#### [Short problem]
In the listing below, pick out lines with "ylabel".

--- START Records to use ---

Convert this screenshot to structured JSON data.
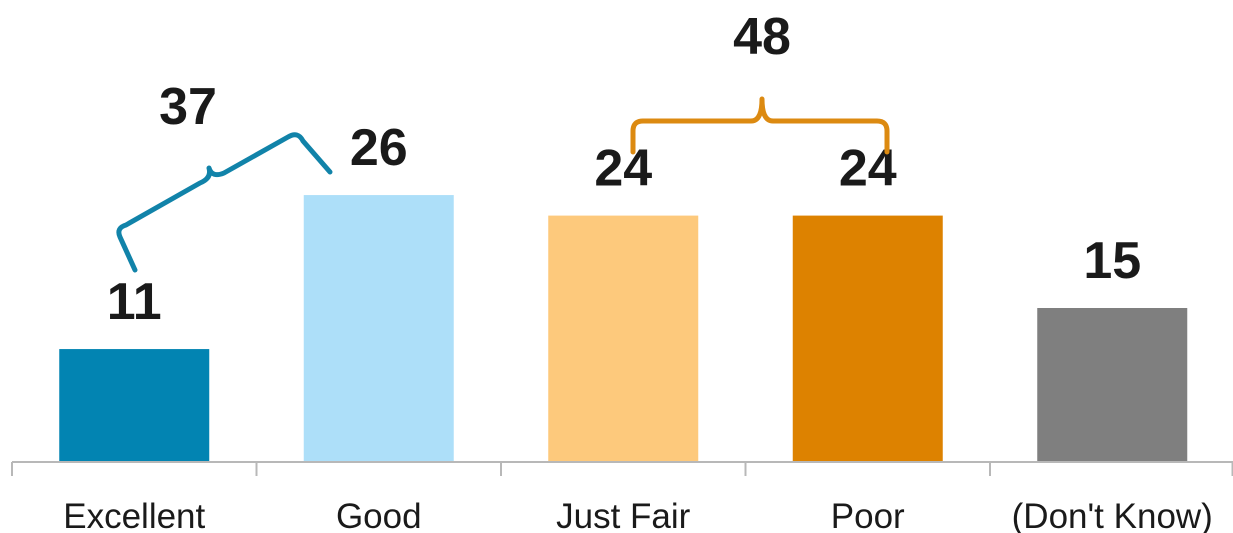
{
  "chart_data": {
    "type": "bar",
    "categories": [
      "Excellent",
      "Good",
      "Just Fair",
      "Poor",
      "(Don't Know)"
    ],
    "values": [
      11,
      26,
      24,
      24,
      15
    ],
    "colors": [
      "#0284b2",
      "#addff9",
      "#fdc97c",
      "#dd8200",
      "#7f7f7f"
    ],
    "ylim": [
      0,
      45
    ],
    "grid": false,
    "legend": "none",
    "groups": [
      {
        "label": "37",
        "categories": [
          "Excellent",
          "Good"
        ],
        "color": "#1183a9"
      },
      {
        "label": "48",
        "categories": [
          "Just Fair",
          "Poor"
        ],
        "color": "#dc8a11"
      }
    ]
  }
}
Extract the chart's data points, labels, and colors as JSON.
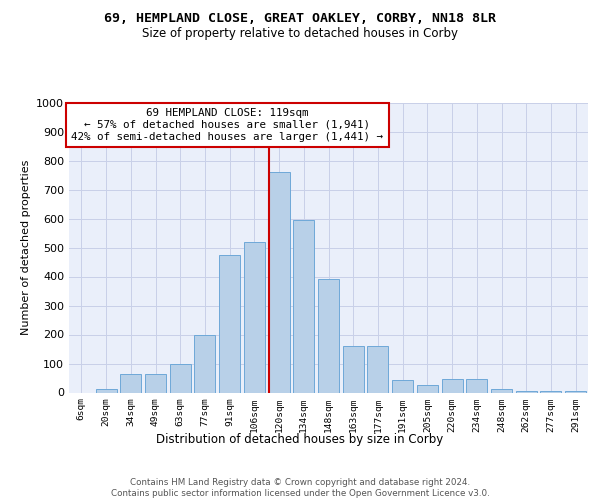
{
  "title": "69, HEMPLAND CLOSE, GREAT OAKLEY, CORBY, NN18 8LR",
  "subtitle": "Size of property relative to detached houses in Corby",
  "xlabel": "Distribution of detached houses by size in Corby",
  "ylabel": "Number of detached properties",
  "bar_labels": [
    "6sqm",
    "20sqm",
    "34sqm",
    "49sqm",
    "63sqm",
    "77sqm",
    "91sqm",
    "106sqm",
    "120sqm",
    "134sqm",
    "148sqm",
    "163sqm",
    "177sqm",
    "191sqm",
    "205sqm",
    "220sqm",
    "234sqm",
    "248sqm",
    "262sqm",
    "277sqm",
    "291sqm"
  ],
  "bar_values": [
    0,
    13,
    65,
    65,
    100,
    200,
    475,
    520,
    760,
    595,
    390,
    160,
    160,
    42,
    27,
    45,
    45,
    12,
    5,
    5,
    5
  ],
  "bar_color": "#b8d0e8",
  "bar_edgecolor": "#6ea8d8",
  "highlight_index": 8,
  "highlight_color": "#cc0000",
  "annotation_text": "69 HEMPLAND CLOSE: 119sqm\n← 57% of detached houses are smaller (1,941)\n42% of semi-detached houses are larger (1,441) →",
  "footnote": "Contains HM Land Registry data © Crown copyright and database right 2024.\nContains public sector information licensed under the Open Government Licence v3.0.",
  "ylim": [
    0,
    1000
  ],
  "yticks": [
    0,
    100,
    200,
    300,
    400,
    500,
    600,
    700,
    800,
    900,
    1000
  ],
  "bg_color": "#eaeffa",
  "grid_color": "#c8d0e8",
  "bar_width": 0.85
}
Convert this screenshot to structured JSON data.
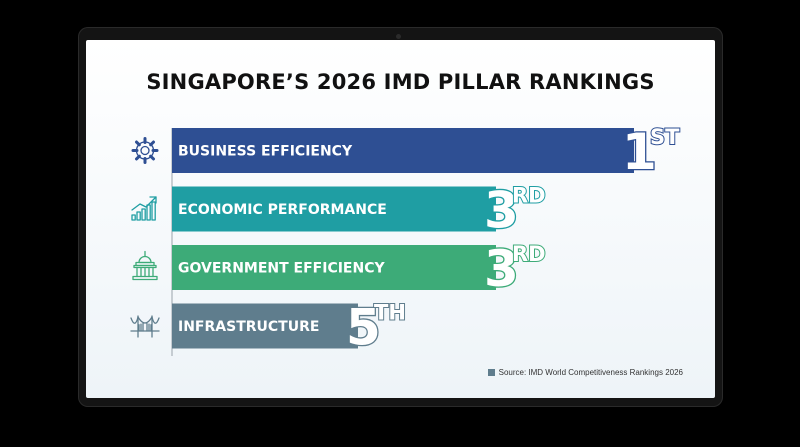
{
  "chart_data": {
    "type": "bar",
    "orientation": "horizontal",
    "title": "SINGAPORE’S 2026 IMD PILLAR RANKINGS",
    "categories": [
      "BUSINESS EFFICIENCY",
      "ECONOMIC PERFORMANCE",
      "GOVERNMENT EFFICIENCY",
      "INFRASTRUCTURE"
    ],
    "values": [
      1,
      3,
      3,
      5
    ],
    "rank_numbers": [
      "1",
      "3",
      "3",
      "5"
    ],
    "rank_suffixes": [
      "ST",
      "RD",
      "RD",
      "TH"
    ],
    "icons": [
      "gear-icon",
      "growth-chart-icon",
      "government-building-icon",
      "bridge-icon"
    ],
    "colors": [
      "#2e4f93",
      "#1f9ea3",
      "#3dab78",
      "#5f7d8d"
    ],
    "grid": false,
    "legend": "none"
  },
  "source": "Source: IMD World Competitiveness Rankings 2026"
}
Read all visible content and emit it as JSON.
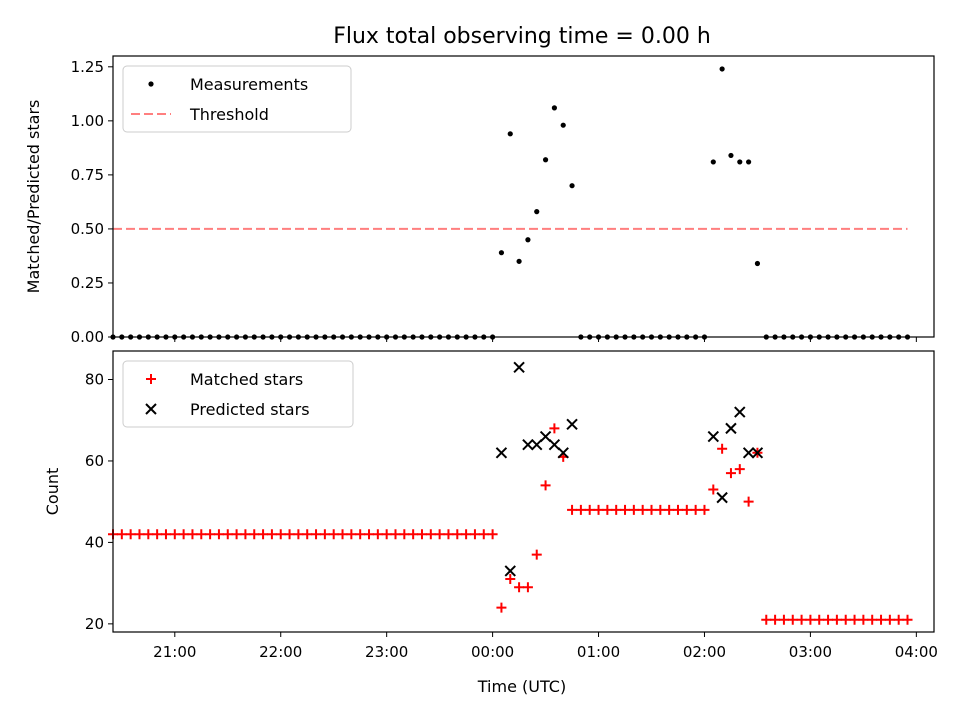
{
  "chart_data": [
    {
      "type": "scatter",
      "title": "Flux total observing time = 0.00 h",
      "xlabel": "",
      "ylabel": "Matched/Predicted stars",
      "xlim": [
        "20:25",
        "04:10"
      ],
      "ylim": [
        0,
        1.3
      ],
      "yticks": [
        "0.00",
        "0.25",
        "0.50",
        "0.75",
        "1.00",
        "1.25"
      ],
      "legend": "upper-left",
      "series": [
        {
          "name": "Measurements",
          "marker": "dot",
          "color": "#000000",
          "points": [
            [
              "20:25",
              0
            ],
            [
              "20:30",
              0
            ],
            [
              "20:35",
              0
            ],
            [
              "20:40",
              0
            ],
            [
              "20:45",
              0
            ],
            [
              "20:50",
              0
            ],
            [
              "20:55",
              0
            ],
            [
              "21:00",
              0
            ],
            [
              "21:05",
              0
            ],
            [
              "21:10",
              0
            ],
            [
              "21:15",
              0
            ],
            [
              "21:20",
              0
            ],
            [
              "21:25",
              0
            ],
            [
              "21:30",
              0
            ],
            [
              "21:35",
              0
            ],
            [
              "21:40",
              0
            ],
            [
              "21:45",
              0
            ],
            [
              "21:50",
              0
            ],
            [
              "21:55",
              0
            ],
            [
              "22:00",
              0
            ],
            [
              "22:05",
              0
            ],
            [
              "22:10",
              0
            ],
            [
              "22:15",
              0
            ],
            [
              "22:20",
              0
            ],
            [
              "22:25",
              0
            ],
            [
              "22:30",
              0
            ],
            [
              "22:35",
              0
            ],
            [
              "22:40",
              0
            ],
            [
              "22:45",
              0
            ],
            [
              "22:50",
              0
            ],
            [
              "22:55",
              0
            ],
            [
              "23:00",
              0
            ],
            [
              "23:05",
              0
            ],
            [
              "23:10",
              0
            ],
            [
              "23:15",
              0
            ],
            [
              "23:20",
              0
            ],
            [
              "23:25",
              0
            ],
            [
              "23:30",
              0
            ],
            [
              "23:35",
              0
            ],
            [
              "23:40",
              0
            ],
            [
              "23:45",
              0
            ],
            [
              "23:50",
              0
            ],
            [
              "23:55",
              0
            ],
            [
              "00:00",
              0
            ],
            [
              "00:05",
              0.39
            ],
            [
              "00:10",
              0.94
            ],
            [
              "00:15",
              0.35
            ],
            [
              "00:20",
              0.45
            ],
            [
              "00:25",
              0.58
            ],
            [
              "00:30",
              0.82
            ],
            [
              "00:35",
              1.06
            ],
            [
              "00:40",
              0.98
            ],
            [
              "00:45",
              0.7
            ],
            [
              "00:50",
              0
            ],
            [
              "00:55",
              0
            ],
            [
              "01:00",
              0
            ],
            [
              "01:05",
              0
            ],
            [
              "01:10",
              0
            ],
            [
              "01:15",
              0
            ],
            [
              "01:20",
              0
            ],
            [
              "01:25",
              0
            ],
            [
              "01:30",
              0
            ],
            [
              "01:35",
              0
            ],
            [
              "01:40",
              0
            ],
            [
              "01:45",
              0
            ],
            [
              "01:50",
              0
            ],
            [
              "01:55",
              0
            ],
            [
              "02:00",
              0
            ],
            [
              "02:05",
              0.81
            ],
            [
              "02:10",
              1.24
            ],
            [
              "02:15",
              0.84
            ],
            [
              "02:20",
              0.81
            ],
            [
              "02:25",
              0.81
            ],
            [
              "02:30",
              0.34
            ],
            [
              "02:35",
              0
            ],
            [
              "02:40",
              0
            ],
            [
              "02:45",
              0
            ],
            [
              "02:50",
              0
            ],
            [
              "02:55",
              0
            ],
            [
              "03:00",
              0
            ],
            [
              "03:05",
              0
            ],
            [
              "03:10",
              0
            ],
            [
              "03:15",
              0
            ],
            [
              "03:20",
              0
            ],
            [
              "03:25",
              0
            ],
            [
              "03:30",
              0
            ],
            [
              "03:35",
              0
            ],
            [
              "03:40",
              0
            ],
            [
              "03:45",
              0
            ],
            [
              "03:50",
              0
            ],
            [
              "03:55",
              0
            ]
          ]
        },
        {
          "name": "Threshold",
          "marker": "dashed-line",
          "color": "#ff7f7f",
          "points": [
            [
              "20:25",
              0.5
            ],
            [
              "03:55",
              0.5
            ]
          ]
        }
      ]
    },
    {
      "type": "scatter",
      "title": "",
      "xlabel": "Time (UTC)",
      "ylabel": "Count",
      "xlim": [
        "20:25",
        "04:10"
      ],
      "ylim": [
        18,
        87
      ],
      "yticks": [
        "20",
        "40",
        "60",
        "80"
      ],
      "xticks": [
        "21:00",
        "22:00",
        "23:00",
        "00:00",
        "01:00",
        "02:00",
        "03:00",
        "04:00"
      ],
      "legend": "upper-left",
      "series": [
        {
          "name": "Matched stars",
          "marker": "plus",
          "color": "#ff0000",
          "points": [
            [
              "20:25",
              42
            ],
            [
              "20:30",
              42
            ],
            [
              "20:35",
              42
            ],
            [
              "20:40",
              42
            ],
            [
              "20:45",
              42
            ],
            [
              "20:50",
              42
            ],
            [
              "20:55",
              42
            ],
            [
              "21:00",
              42
            ],
            [
              "21:05",
              42
            ],
            [
              "21:10",
              42
            ],
            [
              "21:15",
              42
            ],
            [
              "21:20",
              42
            ],
            [
              "21:25",
              42
            ],
            [
              "21:30",
              42
            ],
            [
              "21:35",
              42
            ],
            [
              "21:40",
              42
            ],
            [
              "21:45",
              42
            ],
            [
              "21:50",
              42
            ],
            [
              "21:55",
              42
            ],
            [
              "22:00",
              42
            ],
            [
              "22:05",
              42
            ],
            [
              "22:10",
              42
            ],
            [
              "22:15",
              42
            ],
            [
              "22:20",
              42
            ],
            [
              "22:25",
              42
            ],
            [
              "22:30",
              42
            ],
            [
              "22:35",
              42
            ],
            [
              "22:40",
              42
            ],
            [
              "22:45",
              42
            ],
            [
              "22:50",
              42
            ],
            [
              "22:55",
              42
            ],
            [
              "23:00",
              42
            ],
            [
              "23:05",
              42
            ],
            [
              "23:10",
              42
            ],
            [
              "23:15",
              42
            ],
            [
              "23:20",
              42
            ],
            [
              "23:25",
              42
            ],
            [
              "23:30",
              42
            ],
            [
              "23:35",
              42
            ],
            [
              "23:40",
              42
            ],
            [
              "23:45",
              42
            ],
            [
              "23:50",
              42
            ],
            [
              "23:55",
              42
            ],
            [
              "00:00",
              42
            ],
            [
              "00:05",
              24
            ],
            [
              "00:10",
              31
            ],
            [
              "00:15",
              29
            ],
            [
              "00:20",
              29
            ],
            [
              "00:25",
              37
            ],
            [
              "00:30",
              54
            ],
            [
              "00:35",
              68
            ],
            [
              "00:40",
              61
            ],
            [
              "00:45",
              48
            ],
            [
              "00:50",
              48
            ],
            [
              "00:55",
              48
            ],
            [
              "01:00",
              48
            ],
            [
              "01:05",
              48
            ],
            [
              "01:10",
              48
            ],
            [
              "01:15",
              48
            ],
            [
              "01:20",
              48
            ],
            [
              "01:25",
              48
            ],
            [
              "01:30",
              48
            ],
            [
              "01:35",
              48
            ],
            [
              "01:40",
              48
            ],
            [
              "01:45",
              48
            ],
            [
              "01:50",
              48
            ],
            [
              "01:55",
              48
            ],
            [
              "02:00",
              48
            ],
            [
              "02:05",
              53
            ],
            [
              "02:10",
              63
            ],
            [
              "02:15",
              57
            ],
            [
              "02:20",
              58
            ],
            [
              "02:25",
              50
            ],
            [
              "02:30",
              62
            ],
            [
              "02:35",
              21
            ],
            [
              "02:40",
              21
            ],
            [
              "02:45",
              21
            ],
            [
              "02:50",
              21
            ],
            [
              "02:55",
              21
            ],
            [
              "03:00",
              21
            ],
            [
              "03:05",
              21
            ],
            [
              "03:10",
              21
            ],
            [
              "03:15",
              21
            ],
            [
              "03:20",
              21
            ],
            [
              "03:25",
              21
            ],
            [
              "03:30",
              21
            ],
            [
              "03:35",
              21
            ],
            [
              "03:40",
              21
            ],
            [
              "03:45",
              21
            ],
            [
              "03:50",
              21
            ],
            [
              "03:55",
              21
            ]
          ]
        },
        {
          "name": "Predicted stars",
          "marker": "x",
          "color": "#000000",
          "points": [
            [
              "00:05",
              62
            ],
            [
              "00:10",
              33
            ],
            [
              "00:15",
              83
            ],
            [
              "00:20",
              64
            ],
            [
              "00:25",
              64
            ],
            [
              "00:30",
              66
            ],
            [
              "00:35",
              64
            ],
            [
              "00:40",
              62
            ],
            [
              "00:45",
              69
            ],
            [
              "02:05",
              66
            ],
            [
              "02:10",
              51
            ],
            [
              "02:15",
              68
            ],
            [
              "02:20",
              72
            ],
            [
              "02:25",
              62
            ],
            [
              "02:30",
              62
            ]
          ]
        }
      ]
    }
  ]
}
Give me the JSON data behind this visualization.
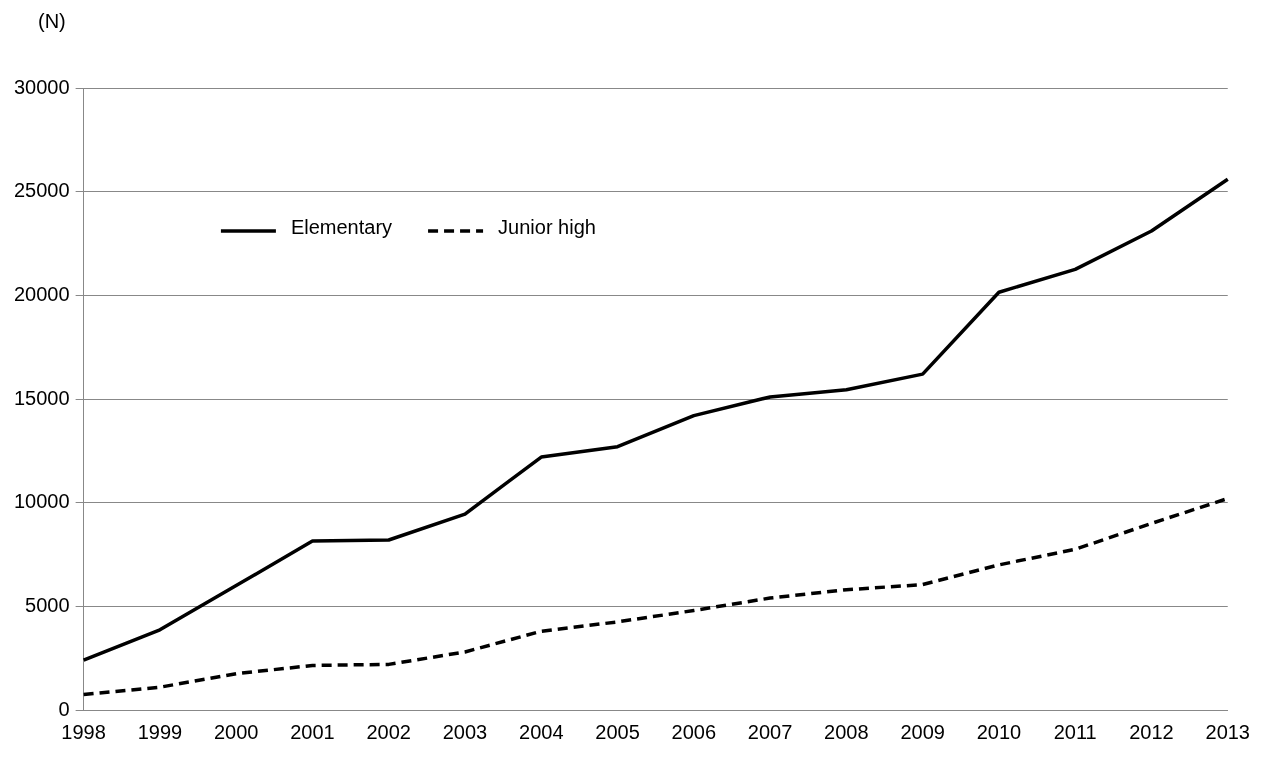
{
  "chart_data": {
    "type": "line",
    "ylabel": "(N)",
    "categories": [
      "1998",
      "1999",
      "2000",
      "2001",
      "2002",
      "2003",
      "2004",
      "2005",
      "2006",
      "2007",
      "2008",
      "2009",
      "2010",
      "2011",
      "2012",
      "2013"
    ],
    "series": [
      {
        "name": "Elementary",
        "color": "#000000",
        "line_style": "solid",
        "values": [
          2400,
          3870,
          6000,
          8150,
          8200,
          9450,
          12200,
          12700,
          14200,
          15100,
          15450,
          16200,
          20150,
          21250,
          23100,
          25600
        ]
      },
      {
        "name": "Junior high",
        "color": "#000000",
        "line_style": "dashed",
        "values": [
          750,
          1100,
          1750,
          2150,
          2200,
          2800,
          3800,
          4250,
          4800,
          5400,
          5800,
          6050,
          7000,
          7750,
          9000,
          10200
        ]
      }
    ],
    "ylim": [
      0,
      30000
    ],
    "yticks": [
      0,
      5000,
      10000,
      15000,
      20000,
      25000,
      30000
    ],
    "grid": "y",
    "legend": "top left",
    "marker": "none"
  }
}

--- END Records to use ---

#### [Solution to the problem]
  "ylabel": "Number of detached properties",
      "ylabel": "Matched/Predicted stars",
      "ylabel": "Count",
    "ylabel": "(N)",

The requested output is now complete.